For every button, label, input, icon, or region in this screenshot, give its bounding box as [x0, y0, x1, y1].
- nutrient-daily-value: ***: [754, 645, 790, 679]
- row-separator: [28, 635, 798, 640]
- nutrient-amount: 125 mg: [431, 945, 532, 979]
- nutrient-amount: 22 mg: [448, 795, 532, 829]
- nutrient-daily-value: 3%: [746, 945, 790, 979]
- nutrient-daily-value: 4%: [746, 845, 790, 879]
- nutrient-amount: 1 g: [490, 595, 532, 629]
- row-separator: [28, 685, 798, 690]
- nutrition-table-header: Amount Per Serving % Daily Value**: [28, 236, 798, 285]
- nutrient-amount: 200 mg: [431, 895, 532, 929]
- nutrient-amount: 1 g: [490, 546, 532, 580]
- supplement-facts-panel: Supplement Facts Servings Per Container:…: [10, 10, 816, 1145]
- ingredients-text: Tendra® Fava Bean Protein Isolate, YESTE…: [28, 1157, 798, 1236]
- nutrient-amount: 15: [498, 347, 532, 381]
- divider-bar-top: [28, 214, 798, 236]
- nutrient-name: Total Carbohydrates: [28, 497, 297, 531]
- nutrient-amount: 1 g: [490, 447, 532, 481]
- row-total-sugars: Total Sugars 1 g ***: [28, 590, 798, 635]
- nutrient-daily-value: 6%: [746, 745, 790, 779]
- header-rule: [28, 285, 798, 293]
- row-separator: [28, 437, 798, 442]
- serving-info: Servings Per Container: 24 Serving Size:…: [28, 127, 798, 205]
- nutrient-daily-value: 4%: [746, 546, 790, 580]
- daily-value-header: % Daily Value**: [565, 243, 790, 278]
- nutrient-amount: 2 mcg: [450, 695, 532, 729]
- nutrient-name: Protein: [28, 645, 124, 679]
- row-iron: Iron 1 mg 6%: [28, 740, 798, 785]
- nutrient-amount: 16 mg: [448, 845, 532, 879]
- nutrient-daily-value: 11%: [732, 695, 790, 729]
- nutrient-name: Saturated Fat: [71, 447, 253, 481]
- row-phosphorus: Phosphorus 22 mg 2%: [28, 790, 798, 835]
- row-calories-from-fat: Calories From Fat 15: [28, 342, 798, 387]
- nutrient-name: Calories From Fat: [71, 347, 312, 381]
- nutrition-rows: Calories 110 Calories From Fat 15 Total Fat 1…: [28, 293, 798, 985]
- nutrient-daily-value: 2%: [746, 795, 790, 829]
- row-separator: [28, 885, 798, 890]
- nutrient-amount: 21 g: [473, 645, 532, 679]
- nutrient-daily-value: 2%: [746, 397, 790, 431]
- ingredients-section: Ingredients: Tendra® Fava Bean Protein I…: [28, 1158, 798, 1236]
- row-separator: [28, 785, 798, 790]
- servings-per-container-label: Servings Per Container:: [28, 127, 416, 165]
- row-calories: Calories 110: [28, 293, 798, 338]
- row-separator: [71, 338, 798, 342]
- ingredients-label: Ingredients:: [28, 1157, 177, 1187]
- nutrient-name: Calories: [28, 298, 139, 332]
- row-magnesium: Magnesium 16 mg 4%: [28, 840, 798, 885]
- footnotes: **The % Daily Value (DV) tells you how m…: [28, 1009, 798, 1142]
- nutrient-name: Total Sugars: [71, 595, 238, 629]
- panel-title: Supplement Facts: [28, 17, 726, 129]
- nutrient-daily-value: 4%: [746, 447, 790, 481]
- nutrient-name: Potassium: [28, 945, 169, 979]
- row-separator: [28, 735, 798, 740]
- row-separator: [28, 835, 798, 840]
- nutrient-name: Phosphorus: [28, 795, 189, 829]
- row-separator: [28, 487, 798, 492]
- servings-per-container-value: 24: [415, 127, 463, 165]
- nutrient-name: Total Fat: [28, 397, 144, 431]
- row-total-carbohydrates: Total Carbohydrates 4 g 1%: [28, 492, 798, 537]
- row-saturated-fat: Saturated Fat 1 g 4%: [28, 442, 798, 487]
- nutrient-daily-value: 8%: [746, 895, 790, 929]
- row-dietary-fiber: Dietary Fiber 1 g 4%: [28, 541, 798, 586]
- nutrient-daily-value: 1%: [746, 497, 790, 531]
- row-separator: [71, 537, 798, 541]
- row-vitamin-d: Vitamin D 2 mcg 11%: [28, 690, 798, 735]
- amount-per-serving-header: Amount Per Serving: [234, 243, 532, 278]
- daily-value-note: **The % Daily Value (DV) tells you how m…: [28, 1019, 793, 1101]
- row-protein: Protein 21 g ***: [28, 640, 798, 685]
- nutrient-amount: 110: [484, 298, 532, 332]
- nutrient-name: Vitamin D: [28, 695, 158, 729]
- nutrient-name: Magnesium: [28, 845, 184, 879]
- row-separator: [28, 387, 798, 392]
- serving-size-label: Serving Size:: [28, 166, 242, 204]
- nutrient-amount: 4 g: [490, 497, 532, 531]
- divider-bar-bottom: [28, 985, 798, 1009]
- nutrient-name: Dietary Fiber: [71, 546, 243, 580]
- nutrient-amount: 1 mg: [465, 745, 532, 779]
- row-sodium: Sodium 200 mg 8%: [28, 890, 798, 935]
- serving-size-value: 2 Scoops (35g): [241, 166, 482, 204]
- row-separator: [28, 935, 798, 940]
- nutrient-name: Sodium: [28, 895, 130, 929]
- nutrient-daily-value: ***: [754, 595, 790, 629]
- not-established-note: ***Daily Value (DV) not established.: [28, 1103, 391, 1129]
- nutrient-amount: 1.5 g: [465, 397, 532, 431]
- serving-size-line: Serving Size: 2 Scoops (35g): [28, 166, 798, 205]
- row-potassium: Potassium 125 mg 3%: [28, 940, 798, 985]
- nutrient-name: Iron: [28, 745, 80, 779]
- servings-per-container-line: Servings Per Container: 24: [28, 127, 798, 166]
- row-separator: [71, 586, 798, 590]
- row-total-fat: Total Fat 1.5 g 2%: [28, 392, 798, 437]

Problem to solve:
In the listing above, count every line that contains the word "Phosphorus" and give the number with no comment.

Your solution:
2